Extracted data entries
----
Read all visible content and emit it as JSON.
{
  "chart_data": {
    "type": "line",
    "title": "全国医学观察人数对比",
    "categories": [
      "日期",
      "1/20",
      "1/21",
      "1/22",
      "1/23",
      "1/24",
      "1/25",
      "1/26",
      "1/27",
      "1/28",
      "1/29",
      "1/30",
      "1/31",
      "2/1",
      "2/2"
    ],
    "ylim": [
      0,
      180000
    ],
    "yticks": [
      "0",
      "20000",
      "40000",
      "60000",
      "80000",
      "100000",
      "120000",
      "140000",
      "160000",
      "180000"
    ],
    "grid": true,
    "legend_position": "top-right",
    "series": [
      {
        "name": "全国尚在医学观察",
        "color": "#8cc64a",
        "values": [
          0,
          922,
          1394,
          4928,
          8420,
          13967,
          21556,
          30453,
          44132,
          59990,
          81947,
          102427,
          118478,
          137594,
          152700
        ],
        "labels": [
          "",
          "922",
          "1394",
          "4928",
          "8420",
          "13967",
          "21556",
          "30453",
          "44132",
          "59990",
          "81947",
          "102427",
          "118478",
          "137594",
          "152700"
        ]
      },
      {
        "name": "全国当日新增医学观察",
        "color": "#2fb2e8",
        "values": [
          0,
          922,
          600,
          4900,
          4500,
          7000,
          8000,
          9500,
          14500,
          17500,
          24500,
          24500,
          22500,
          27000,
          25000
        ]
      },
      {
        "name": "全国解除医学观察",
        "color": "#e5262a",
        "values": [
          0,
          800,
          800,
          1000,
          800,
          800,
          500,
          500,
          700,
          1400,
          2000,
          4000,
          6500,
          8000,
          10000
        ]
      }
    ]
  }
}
----
What to produce
Report the number of lines above that contain the word "color", and only that number.

Answer to the exercise
3